[Start of Records supplied]

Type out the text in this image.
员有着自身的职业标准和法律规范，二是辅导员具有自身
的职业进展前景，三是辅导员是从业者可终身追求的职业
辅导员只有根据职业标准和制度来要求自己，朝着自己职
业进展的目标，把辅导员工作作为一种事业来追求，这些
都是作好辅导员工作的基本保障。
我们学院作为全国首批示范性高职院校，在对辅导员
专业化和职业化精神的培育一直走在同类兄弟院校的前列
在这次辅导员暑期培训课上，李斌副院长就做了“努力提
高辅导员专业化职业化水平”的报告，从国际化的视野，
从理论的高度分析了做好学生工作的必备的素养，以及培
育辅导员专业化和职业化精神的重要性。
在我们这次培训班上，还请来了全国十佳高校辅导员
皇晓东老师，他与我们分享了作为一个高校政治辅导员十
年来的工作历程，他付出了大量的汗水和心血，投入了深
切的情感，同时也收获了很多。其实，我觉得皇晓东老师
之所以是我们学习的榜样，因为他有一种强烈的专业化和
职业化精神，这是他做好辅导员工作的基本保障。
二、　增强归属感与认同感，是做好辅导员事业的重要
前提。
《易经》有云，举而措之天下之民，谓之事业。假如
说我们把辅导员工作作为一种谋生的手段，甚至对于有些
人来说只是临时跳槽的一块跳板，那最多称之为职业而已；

[End of Records supplied]

• _Exercise task_
Make an exact copy of the material above.

• _The result_
Type out the text in this image.
员有着自身的职业标准和法律规范，二是辅导员具有自身
的职业进展前景，三是辅导员是从业者可终身追求的职业
辅导员只有根据职业标准和制度来要求自己，朝着自己职
业进展的目标，把辅导员工作作为一种事业来追求，这些
都是作好辅导员工作的基本保障。
我们学院作为全国首批示范性高职院校，在对辅导员
专业化和职业化精神的培育一直走在同类兄弟院校的前列
在这次辅导员暑期培训课上，李斌副院长就做了“努力提
高辅导员专业化职业化水平”的报告，从国际化的视野，
从理论的高度分析了做好学生工作的必备的素养，以及培
育辅导员专业化和职业化精神的重要性。
在我们这次培训班上，还请来了全国十佳高校辅导员
皇晓东老师，他与我们分享了作为一个高校政治辅导员十
年来的工作历程，他付出了大量的汗水和心血，投入了深
切的情感，同时也收获了很多。其实，我觉得皇晓东老师
之所以是我们学习的榜样，因为他有一种强烈的专业化和
职业化精神，这是他做好辅导员工作的基本保障。
二、　增强归属感与认同感，是做好辅导员事业的重要
前提。
《易经》有云，举而措之天下之民，谓之事业。假如
说我们把辅导员工作作为一种谋生的手段，甚至对于有些
人来说只是临时跳槽的一块跳板，那最多称之为职业而已；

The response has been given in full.